Write every record out again exactly as given.

[Excerpted records]

_____

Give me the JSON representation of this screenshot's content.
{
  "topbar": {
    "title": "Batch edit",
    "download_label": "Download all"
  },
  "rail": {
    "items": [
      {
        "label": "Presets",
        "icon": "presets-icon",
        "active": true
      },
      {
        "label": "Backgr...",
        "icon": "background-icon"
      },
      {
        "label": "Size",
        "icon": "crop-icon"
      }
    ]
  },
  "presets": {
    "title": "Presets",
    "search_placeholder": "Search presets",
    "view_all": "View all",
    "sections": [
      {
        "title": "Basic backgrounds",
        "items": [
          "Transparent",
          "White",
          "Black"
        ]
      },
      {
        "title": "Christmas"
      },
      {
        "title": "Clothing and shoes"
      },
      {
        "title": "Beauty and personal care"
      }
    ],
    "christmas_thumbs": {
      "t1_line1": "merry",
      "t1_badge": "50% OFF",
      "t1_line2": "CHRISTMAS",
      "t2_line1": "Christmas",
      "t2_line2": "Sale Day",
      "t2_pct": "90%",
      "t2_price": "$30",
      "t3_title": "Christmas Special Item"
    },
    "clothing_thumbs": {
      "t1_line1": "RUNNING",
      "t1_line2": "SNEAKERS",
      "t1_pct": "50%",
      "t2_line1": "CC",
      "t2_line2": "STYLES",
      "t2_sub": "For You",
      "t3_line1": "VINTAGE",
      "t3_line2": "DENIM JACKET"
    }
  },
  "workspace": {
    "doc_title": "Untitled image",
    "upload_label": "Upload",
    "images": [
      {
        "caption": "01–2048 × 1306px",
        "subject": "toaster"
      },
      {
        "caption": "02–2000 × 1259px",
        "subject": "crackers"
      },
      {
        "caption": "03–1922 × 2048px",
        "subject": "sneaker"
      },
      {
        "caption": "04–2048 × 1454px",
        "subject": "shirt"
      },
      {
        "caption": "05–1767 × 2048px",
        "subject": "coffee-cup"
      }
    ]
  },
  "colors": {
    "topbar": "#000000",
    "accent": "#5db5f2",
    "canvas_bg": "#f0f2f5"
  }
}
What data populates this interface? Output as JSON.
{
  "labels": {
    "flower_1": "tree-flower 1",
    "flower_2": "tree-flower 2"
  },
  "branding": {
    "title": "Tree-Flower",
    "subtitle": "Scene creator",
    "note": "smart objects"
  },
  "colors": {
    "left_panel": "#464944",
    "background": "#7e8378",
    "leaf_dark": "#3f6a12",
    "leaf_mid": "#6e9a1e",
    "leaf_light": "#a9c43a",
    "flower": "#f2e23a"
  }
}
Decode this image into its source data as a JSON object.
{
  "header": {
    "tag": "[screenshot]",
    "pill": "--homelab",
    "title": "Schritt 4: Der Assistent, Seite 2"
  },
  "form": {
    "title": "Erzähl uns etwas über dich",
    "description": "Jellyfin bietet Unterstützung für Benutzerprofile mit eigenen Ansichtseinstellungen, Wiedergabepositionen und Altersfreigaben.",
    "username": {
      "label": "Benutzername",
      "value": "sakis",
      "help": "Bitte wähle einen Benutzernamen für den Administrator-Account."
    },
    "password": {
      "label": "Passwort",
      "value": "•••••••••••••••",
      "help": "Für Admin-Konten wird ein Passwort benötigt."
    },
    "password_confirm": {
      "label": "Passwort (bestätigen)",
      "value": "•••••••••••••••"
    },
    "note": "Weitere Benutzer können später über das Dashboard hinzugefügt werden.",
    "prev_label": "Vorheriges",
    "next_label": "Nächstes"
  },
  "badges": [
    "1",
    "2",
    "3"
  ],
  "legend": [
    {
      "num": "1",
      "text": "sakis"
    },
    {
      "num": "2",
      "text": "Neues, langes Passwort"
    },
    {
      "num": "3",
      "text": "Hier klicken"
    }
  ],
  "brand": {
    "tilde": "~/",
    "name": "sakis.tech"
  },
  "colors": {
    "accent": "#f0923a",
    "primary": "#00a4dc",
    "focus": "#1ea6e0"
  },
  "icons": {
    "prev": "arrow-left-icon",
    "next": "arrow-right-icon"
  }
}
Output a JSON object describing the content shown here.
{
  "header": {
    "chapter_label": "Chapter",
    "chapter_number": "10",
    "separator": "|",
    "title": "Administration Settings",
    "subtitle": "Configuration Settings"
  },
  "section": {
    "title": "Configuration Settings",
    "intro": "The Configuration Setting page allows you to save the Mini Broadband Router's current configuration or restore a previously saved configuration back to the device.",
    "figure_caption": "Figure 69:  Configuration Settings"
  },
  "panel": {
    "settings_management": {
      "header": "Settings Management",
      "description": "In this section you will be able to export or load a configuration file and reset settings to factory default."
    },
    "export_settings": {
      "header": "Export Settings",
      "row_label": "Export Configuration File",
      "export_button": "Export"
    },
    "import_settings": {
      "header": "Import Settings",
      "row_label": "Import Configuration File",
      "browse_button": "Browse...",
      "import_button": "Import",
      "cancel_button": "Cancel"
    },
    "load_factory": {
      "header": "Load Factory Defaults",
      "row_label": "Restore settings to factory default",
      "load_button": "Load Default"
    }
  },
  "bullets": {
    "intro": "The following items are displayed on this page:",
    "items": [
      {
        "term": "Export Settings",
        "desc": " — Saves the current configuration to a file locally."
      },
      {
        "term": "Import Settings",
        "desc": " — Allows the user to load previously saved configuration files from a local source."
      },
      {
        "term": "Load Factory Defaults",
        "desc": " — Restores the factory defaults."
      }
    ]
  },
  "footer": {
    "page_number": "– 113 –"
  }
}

_____

[Answer to the task]
Give me the JSON representation of this screenshot's content.
{
  "topbar": {
    "title": "Batch edit",
    "download_label": "Download all"
  },
  "rail": {
    "items": [
      {
        "label": "Presets",
        "icon": "presets-icon",
        "active": true
      },
      {
        "label": "Backgr...",
        "icon": "background-icon"
      },
      {
        "label": "Size",
        "icon": "crop-icon"
      }
    ]
  },
  "presets": {
    "title": "Presets",
    "search_placeholder": "Search presets",
    "view_all": "View all",
    "sections": [
      {
        "title": "Basic backgrounds",
        "items": [
          "Transparent",
          "White",
          "Black"
        ]
      },
      {
        "title": "Christmas"
      },
      {
        "title": "Clothing and shoes"
      },
      {
        "title": "Beauty and personal care"
      }
    ],
    "christmas_thumbs": {
      "t1_line1": "merry",
      "t1_badge": "50% OFF",
      "t1_line2": "CHRISTMAS",
      "t2_line1": "Christmas",
      "t2_line2": "Sale Day",
      "t2_pct": "90%",
      "t2_price": "$30",
      "t3_title": "Christmas Special Item"
    },
    "clothing_thumbs": {
      "t1_line1": "RUNNING",
      "t1_line2": "SNEAKERS",
      "t1_pct": "50%",
      "t2_line1": "CC",
      "t2_line2": "STYLES",
      "t2_sub": "For You",
      "t3_line1": "VINTAGE",
      "t3_line2": "DENIM JACKET"
    }
  },
  "workspace": {
    "doc_title": "Untitled image",
    "upload_label": "Upload",
    "images": [
      {
        "caption": "01–2048 × 1306px",
        "subject": "toaster"
      },
      {
        "caption": "02–2000 × 1259px",
        "subject": "crackers"
      },
      {
        "caption": "03–1922 × 2048px",
        "subject": "sneaker"
      },
      {
        "caption": "04–2048 × 1454px",
        "subject": "shirt"
      },
      {
        "caption": "05–1767 × 2048px",
        "subject": "coffee-cup"
      }
    ]
  },
  "colors": {
    "topbar": "#000000",
    "accent": "#5db5f2",
    "canvas_bg": "#f0f2f5"
  }
}
What data populates this interface? Output as JSON.
{
  "labels": {
    "flower_1": "tree-flower 1",
    "flower_2": "tree-flower 2"
  },
  "branding": {
    "title": "Tree-Flower",
    "subtitle": "Scene creator",
    "note": "smart objects"
  },
  "colors": {
    "left_panel": "#464944",
    "background": "#7e8378",
    "leaf_dark": "#3f6a12",
    "leaf_mid": "#6e9a1e",
    "leaf_light": "#a9c43a",
    "flower": "#f2e23a"
  }
}
Decode this image into its source data as a JSON object.
{
  "header": {
    "tag": "[screenshot]",
    "pill": "--homelab",
    "title": "Schritt 4: Der Assistent, Seite 2"
  },
  "form": {
    "title": "Erzähl uns etwas über dich",
    "description": "Jellyfin bietet Unterstützung für Benutzerprofile mit eigenen Ansichtseinstellungen, Wiedergabepositionen und Altersfreigaben.",
    "username": {
      "label": "Benutzername",
      "value": "sakis",
      "help": "Bitte wähle einen Benutzernamen für den Administrator-Account."
    },
    "password": {
      "label": "Passwort",
      "value": "•••••••••••••••",
      "help": "Für Admin-Konten wird ein Passwort benötigt."
    },
    "password_confirm": {
      "label": "Passwort (bestätigen)",
      "value": "•••••••••••••••"
    },
    "note": "Weitere Benutzer können später über das Dashboard hinzugefügt werden.",
    "prev_label": "Vorheriges",
    "next_label": "Nächstes"
  },
  "badges": [
    "1",
    "2",
    "3"
  ],
  "legend": [
    {
      "num": "1",
      "text": "sakis"
    },
    {
      "num": "2",
      "text": "Neues, langes Passwort"
    },
    {
      "num": "3",
      "text": "Hier klicken"
    }
  ],
  "brand": {
    "tilde": "~/",
    "name": "sakis.tech"
  },
  "colors": {
    "accent": "#f0923a",
    "primary": "#00a4dc",
    "focus": "#1ea6e0"
  },
  "icons": {
    "prev": "arrow-left-icon",
    "next": "arrow-right-icon"
  }
}
Output a JSON object describing the content shown here.
{
  "header": {
    "chapter_label": "Chapter",
    "chapter_number": "10",
    "separator": "|",
    "title": "Administration Settings",
    "subtitle": "Configuration Settings"
  },
  "section": {
    "title": "Configuration Settings",
    "intro": "The Configuration Setting page allows you to save the Mini Broadband Router's current configuration or restore a previously saved configuration back to the device.",
    "figure_caption": "Figure 69:  Configuration Settings"
  },
  "panel": {
    "settings_management": {
      "header": "Settings Management",
      "description": "In this section you will be able to export or load a configuration file and reset settings to factory default."
    },
    "export_settings": {
      "header": "Export Settings",
      "row_label": "Export Configuration File",
      "export_button": "Export"
    },
    "import_settings": {
      "header": "Import Settings",
      "row_label": "Import Configuration File",
      "browse_button": "Browse...",
      "import_button": "Import",
      "cancel_button": "Cancel"
    },
    "load_factory": {
      "header": "Load Factory Defaults",
      "row_label": "Restore settings to factory default",
      "load_button": "Load Default"
    }
  },
  "bullets": {
    "intro": "The following items are displayed on this page:",
    "items": [
      {
        "term": "Export Settings",
        "desc": " — Saves the current configuration to a file locally."
      },
      {
        "term": "Import Settings",
        "desc": " — Allows the user to load previously saved configuration files from a local source."
      },
      {
        "term": "Load Factory Defaults",
        "desc": " — Restores the factory defaults."
      }
    ]
  },
  "footer": {
    "page_number": "– 113 –"
  }
}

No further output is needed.